■ **Problem to work on**:
Below are some records. Say in a single number how many of their lines include the word "true".
# Supplied entries start
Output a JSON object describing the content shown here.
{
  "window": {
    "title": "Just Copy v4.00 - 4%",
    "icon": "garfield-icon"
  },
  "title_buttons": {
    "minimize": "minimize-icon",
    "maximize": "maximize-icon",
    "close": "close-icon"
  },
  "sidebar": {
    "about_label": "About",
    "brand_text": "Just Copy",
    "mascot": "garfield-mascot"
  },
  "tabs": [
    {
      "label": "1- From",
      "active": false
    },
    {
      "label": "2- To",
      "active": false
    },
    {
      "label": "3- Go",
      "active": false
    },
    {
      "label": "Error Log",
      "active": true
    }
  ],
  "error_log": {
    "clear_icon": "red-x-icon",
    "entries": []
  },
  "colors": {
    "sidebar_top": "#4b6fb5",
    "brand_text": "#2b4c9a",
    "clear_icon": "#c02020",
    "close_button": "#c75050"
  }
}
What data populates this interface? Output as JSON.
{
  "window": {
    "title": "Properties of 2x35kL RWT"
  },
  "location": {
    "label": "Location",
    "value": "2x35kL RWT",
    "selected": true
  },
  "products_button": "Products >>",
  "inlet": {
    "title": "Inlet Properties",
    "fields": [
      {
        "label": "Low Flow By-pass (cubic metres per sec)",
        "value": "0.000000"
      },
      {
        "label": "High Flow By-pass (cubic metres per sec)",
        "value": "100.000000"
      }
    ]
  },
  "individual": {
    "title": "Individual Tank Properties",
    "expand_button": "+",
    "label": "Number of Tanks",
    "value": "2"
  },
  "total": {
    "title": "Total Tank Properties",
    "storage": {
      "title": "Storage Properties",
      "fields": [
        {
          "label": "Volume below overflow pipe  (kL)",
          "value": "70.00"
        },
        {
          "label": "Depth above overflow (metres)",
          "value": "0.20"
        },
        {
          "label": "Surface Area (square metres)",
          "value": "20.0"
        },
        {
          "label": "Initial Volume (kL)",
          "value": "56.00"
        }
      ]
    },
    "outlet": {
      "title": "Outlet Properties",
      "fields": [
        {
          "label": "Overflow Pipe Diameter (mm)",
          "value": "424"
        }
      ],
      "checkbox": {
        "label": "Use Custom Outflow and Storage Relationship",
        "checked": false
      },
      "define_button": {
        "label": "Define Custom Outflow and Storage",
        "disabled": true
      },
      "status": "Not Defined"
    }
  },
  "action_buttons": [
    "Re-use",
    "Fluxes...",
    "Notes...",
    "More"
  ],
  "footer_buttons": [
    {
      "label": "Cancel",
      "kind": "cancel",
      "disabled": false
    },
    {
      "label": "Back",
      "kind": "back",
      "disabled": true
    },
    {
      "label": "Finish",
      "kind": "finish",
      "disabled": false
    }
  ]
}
# Supplied entries end
■ **Final result**:
4